* _WHAT IS ASKED_: Find each line holding the word "parents" and give the number of such lines, nothing else.
## Begin
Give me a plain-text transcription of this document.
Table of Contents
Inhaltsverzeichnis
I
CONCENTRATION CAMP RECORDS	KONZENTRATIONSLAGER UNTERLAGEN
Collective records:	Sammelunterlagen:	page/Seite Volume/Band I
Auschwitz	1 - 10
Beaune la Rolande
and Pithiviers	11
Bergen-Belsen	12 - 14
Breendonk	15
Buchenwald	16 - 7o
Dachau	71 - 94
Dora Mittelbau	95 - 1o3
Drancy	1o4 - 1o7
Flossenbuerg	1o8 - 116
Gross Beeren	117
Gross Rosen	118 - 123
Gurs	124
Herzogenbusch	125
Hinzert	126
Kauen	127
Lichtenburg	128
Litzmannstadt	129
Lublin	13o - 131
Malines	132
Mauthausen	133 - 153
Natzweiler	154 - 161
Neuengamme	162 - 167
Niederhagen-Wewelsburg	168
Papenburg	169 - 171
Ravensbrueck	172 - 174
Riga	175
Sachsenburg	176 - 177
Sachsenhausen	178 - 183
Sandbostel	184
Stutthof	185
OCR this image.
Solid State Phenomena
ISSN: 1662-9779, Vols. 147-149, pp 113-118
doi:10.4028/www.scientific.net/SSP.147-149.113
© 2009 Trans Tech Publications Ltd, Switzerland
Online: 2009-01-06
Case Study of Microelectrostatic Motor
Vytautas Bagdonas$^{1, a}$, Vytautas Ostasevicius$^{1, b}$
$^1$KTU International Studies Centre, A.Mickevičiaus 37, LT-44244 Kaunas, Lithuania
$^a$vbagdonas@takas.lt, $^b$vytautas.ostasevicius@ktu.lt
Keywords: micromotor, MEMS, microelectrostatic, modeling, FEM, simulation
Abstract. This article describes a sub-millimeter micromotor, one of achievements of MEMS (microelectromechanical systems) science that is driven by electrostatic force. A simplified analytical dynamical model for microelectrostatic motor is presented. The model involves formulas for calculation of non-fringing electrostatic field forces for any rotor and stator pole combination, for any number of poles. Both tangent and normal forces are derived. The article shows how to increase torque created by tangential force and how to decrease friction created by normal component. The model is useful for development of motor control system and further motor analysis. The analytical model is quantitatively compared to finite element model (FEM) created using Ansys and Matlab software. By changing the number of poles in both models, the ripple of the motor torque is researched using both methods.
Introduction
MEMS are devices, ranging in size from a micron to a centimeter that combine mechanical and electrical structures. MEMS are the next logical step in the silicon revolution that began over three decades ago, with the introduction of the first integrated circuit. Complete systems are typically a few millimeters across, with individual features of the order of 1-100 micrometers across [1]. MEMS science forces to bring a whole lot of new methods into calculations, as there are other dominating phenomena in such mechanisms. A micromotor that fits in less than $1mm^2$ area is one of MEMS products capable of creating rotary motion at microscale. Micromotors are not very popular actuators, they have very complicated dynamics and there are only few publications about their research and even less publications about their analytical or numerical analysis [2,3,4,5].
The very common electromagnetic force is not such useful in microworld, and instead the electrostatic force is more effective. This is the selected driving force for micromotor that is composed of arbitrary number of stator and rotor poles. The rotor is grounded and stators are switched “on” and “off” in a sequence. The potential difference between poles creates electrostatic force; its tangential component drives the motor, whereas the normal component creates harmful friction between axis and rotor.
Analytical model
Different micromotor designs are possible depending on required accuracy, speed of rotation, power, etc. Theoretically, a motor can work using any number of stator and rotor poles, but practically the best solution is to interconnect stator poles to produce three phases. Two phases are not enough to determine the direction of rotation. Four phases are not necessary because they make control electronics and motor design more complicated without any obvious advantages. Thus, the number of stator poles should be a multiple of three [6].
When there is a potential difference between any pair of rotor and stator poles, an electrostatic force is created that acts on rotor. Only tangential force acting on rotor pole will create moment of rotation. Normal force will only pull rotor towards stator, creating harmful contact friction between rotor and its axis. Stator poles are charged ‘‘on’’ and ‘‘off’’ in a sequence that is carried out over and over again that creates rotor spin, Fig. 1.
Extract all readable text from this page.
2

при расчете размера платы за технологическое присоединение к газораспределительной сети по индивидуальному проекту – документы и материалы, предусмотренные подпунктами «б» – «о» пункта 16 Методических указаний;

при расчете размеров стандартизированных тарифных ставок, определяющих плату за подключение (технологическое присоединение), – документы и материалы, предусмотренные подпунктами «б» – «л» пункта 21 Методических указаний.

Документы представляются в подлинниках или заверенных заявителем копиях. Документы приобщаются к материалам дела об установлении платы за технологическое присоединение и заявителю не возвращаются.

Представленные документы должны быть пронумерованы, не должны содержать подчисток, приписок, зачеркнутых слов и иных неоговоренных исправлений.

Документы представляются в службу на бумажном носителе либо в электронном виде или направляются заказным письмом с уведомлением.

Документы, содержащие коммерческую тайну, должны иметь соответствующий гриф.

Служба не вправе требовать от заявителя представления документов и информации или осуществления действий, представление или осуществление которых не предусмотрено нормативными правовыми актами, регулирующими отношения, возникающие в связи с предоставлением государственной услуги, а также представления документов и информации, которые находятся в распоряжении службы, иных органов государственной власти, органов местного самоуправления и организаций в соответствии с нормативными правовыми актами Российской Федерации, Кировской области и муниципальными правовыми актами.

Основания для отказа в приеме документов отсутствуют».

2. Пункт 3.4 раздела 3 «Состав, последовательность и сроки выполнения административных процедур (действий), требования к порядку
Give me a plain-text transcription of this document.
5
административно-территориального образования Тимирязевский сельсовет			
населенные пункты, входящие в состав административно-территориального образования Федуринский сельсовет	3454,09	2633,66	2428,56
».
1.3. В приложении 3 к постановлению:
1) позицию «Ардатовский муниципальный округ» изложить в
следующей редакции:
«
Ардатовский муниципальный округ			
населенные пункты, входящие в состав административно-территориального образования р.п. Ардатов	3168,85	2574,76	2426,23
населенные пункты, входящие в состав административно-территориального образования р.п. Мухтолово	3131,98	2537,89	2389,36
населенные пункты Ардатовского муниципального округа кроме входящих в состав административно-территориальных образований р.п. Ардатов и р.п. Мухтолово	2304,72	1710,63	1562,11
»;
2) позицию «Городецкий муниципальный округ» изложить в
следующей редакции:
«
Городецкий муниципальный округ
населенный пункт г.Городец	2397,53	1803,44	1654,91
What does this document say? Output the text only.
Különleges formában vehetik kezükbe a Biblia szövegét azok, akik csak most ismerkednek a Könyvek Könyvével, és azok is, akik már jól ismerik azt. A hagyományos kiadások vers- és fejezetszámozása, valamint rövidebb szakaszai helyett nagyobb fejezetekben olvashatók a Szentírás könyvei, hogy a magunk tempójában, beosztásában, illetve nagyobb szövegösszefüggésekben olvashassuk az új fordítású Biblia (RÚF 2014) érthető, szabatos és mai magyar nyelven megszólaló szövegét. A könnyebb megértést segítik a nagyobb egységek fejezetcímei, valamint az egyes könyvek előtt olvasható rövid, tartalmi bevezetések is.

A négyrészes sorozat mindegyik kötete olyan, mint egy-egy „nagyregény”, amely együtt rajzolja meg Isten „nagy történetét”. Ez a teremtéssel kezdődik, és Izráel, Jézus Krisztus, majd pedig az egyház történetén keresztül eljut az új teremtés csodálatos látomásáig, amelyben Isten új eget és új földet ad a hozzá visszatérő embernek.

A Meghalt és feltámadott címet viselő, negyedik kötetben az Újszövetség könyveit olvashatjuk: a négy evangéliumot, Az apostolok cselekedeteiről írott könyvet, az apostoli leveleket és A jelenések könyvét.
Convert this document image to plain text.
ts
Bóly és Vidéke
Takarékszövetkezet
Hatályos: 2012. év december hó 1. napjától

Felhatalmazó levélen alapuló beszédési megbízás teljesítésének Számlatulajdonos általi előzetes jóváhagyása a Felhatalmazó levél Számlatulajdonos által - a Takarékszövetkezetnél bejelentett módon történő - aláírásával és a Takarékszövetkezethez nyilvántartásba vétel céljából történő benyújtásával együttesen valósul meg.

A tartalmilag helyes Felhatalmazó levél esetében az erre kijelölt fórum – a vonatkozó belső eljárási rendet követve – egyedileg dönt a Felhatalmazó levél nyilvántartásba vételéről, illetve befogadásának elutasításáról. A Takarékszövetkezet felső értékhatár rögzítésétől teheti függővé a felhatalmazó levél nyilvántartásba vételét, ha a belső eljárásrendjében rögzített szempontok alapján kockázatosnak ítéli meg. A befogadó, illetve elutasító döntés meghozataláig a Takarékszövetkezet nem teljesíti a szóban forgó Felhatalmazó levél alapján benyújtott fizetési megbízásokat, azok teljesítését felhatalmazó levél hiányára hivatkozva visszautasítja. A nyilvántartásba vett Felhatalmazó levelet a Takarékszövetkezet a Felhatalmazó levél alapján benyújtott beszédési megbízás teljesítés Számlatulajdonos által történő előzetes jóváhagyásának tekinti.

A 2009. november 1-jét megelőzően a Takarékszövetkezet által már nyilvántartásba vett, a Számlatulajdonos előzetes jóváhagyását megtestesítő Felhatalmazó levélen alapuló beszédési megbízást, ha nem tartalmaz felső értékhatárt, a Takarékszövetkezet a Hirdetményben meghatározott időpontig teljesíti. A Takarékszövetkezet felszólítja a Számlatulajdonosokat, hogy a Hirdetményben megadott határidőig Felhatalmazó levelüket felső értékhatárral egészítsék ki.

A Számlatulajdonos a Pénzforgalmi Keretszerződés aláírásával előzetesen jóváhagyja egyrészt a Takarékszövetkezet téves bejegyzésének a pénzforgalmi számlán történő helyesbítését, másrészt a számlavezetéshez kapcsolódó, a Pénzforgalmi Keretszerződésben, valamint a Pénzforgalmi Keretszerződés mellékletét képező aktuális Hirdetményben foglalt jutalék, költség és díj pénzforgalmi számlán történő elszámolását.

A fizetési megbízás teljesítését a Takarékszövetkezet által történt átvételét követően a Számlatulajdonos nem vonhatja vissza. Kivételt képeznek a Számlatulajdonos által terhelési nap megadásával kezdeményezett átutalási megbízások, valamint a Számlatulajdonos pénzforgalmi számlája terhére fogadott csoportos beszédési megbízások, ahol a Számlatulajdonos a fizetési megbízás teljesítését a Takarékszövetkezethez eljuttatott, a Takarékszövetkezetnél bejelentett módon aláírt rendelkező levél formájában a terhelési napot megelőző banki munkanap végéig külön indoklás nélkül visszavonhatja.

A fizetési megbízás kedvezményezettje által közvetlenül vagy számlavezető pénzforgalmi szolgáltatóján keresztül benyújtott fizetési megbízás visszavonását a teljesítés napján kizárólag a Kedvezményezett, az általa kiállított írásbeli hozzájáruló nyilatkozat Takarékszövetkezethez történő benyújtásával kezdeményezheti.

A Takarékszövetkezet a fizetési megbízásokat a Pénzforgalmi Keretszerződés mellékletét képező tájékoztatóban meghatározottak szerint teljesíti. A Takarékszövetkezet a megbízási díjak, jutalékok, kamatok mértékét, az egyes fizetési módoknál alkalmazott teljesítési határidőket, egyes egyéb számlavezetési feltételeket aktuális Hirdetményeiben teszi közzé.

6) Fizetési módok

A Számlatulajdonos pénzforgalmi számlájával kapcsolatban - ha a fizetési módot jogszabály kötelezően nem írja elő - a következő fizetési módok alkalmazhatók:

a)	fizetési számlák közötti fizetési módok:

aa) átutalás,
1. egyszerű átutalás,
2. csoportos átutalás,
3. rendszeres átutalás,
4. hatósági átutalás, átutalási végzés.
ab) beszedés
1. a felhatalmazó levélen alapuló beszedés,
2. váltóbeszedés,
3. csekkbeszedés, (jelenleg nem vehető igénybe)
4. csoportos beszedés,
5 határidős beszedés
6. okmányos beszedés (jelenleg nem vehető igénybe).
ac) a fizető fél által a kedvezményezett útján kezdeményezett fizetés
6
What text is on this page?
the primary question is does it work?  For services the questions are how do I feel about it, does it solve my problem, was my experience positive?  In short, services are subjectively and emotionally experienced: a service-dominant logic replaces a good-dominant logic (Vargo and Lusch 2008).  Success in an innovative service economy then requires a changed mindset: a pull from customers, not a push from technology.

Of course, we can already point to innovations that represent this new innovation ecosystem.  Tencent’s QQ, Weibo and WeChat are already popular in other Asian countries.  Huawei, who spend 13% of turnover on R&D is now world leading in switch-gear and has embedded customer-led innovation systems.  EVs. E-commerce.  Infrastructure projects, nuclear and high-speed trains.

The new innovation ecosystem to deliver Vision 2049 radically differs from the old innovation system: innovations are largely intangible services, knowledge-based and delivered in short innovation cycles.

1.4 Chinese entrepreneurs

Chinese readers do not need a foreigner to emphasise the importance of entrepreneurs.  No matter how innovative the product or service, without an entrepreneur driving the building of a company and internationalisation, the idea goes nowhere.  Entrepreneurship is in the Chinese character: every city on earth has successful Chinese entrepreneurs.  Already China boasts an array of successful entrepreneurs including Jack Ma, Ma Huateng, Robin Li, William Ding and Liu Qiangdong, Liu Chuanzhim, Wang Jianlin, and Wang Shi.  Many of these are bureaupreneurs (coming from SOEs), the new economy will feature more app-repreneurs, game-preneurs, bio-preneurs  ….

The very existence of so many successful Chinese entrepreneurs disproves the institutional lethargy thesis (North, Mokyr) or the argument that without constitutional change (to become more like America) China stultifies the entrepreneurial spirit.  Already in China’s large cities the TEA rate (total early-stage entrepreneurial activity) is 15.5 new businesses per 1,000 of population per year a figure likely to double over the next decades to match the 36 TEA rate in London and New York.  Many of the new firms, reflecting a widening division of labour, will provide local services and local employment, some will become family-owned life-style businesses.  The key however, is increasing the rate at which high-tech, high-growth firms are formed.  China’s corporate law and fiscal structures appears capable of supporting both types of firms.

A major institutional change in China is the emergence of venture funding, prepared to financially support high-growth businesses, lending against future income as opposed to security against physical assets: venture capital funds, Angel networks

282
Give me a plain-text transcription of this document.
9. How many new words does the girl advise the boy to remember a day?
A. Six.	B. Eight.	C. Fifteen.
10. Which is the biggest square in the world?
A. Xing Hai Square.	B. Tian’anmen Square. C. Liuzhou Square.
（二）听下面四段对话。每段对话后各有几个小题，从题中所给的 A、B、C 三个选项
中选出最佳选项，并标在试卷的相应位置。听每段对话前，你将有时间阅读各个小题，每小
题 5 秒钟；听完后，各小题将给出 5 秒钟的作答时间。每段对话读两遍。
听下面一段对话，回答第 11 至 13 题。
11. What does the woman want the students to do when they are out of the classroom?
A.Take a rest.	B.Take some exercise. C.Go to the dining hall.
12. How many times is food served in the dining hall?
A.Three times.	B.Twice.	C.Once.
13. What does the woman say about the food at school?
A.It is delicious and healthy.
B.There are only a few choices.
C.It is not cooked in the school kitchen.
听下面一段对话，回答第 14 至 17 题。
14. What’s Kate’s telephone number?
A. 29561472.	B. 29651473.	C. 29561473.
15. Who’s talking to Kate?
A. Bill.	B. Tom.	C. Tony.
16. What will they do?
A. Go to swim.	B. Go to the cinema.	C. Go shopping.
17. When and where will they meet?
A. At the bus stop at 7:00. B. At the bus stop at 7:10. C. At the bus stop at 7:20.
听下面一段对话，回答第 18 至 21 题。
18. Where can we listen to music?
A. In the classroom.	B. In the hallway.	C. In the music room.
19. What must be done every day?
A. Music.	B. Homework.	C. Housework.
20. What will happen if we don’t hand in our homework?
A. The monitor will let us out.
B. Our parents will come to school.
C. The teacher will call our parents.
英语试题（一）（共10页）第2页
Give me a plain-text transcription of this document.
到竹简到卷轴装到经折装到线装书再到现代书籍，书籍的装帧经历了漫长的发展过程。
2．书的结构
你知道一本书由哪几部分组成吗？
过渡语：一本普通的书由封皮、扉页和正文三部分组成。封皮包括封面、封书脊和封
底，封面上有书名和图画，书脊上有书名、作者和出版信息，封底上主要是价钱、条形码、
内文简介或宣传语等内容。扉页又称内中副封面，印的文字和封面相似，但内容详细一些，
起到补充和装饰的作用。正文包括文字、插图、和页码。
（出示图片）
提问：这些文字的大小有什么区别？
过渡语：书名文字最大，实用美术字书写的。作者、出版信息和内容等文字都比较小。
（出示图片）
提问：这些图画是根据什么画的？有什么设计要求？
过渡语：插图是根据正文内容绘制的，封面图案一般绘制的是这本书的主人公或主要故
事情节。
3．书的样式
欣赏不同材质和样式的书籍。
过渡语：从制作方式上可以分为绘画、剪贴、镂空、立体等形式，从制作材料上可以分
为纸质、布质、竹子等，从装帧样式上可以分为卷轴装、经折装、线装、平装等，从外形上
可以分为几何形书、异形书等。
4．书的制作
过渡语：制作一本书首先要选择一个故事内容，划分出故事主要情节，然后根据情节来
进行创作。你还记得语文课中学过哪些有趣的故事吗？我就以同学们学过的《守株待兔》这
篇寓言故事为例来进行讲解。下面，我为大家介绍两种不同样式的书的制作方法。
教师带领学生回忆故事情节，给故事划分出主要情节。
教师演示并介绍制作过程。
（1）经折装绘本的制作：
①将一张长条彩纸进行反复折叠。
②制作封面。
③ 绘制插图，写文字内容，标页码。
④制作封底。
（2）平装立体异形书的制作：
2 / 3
## End
* _ANSWER FOR THE TASK_: 2